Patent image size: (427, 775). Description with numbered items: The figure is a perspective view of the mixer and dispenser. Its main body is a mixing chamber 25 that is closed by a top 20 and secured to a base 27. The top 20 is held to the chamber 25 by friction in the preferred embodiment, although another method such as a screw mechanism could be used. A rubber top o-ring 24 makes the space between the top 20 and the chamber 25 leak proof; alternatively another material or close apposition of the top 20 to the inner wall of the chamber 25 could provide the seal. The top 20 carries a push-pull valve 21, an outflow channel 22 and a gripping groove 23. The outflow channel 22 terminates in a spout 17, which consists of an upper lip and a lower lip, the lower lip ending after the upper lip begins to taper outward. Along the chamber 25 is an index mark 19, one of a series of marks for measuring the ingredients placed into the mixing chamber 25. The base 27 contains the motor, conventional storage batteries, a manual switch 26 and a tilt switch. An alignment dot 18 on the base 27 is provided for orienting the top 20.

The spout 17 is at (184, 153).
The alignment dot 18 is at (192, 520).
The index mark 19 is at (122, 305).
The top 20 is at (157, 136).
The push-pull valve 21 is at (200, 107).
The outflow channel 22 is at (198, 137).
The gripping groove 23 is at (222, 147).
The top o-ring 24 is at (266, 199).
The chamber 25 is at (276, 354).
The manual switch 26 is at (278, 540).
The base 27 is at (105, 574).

__TASK STATEMENT__: Rewrite the lines above as a numbered list, leaving out any blank lines.

__OUTPUT OF THE EXERCISE__:
1. Patent image size: (427, 775). Description with numbered items: The figure is a perspective view of the mixer and dispenser. Its main body is a mixing chamber 25 that is closed by a top 20 and secured to a base 27. The top 20 is held to the chamber 25 by friction in the preferred embodiment, although another method such as a screw mechanism could be used. A rubber top o-ring 24 makes the space between the top 20 and the chamber 25 leak proof; alternatively another material or close apposition of the top 20 to the inner wall of the chamber 25 could provide the seal. The top 20 carries a push-pull valve 21, an outflow channel 22 and a gripping groove 23. The outflow channel 22 terminates in a spout 17, which consists of an upper lip and a lower lip, the lower lip ending after the upper lip begins to taper outward. Along the chamber 25 is an index mark 19, one of a series of marks for measuring the ingredients placed into the mixing chamber 25. The base 27 contains the motor, conventional storage batteries, a manual switch 26 and a tilt switch. An alignment dot 18 on the base 27 is provided for orienting the top 20.
2. The spout 17 is at (184, 153).
3. The alignment dot 18 is at (192, 520).
4. The index mark 19 is at (122, 305).
5. The top 20 is at (157, 136).
6. The push-pull valve 21 is at (200, 107).
7. The outflow channel 22 is at (198, 137).
8. The gripping groove 23 is at (222, 147).
9. The top o-ring 24 is at (266, 199).
10. The chamber 25 is at (276, 354).
11. The manual switch 26 is at (278, 540).
12. The base 27 is at (105, 574).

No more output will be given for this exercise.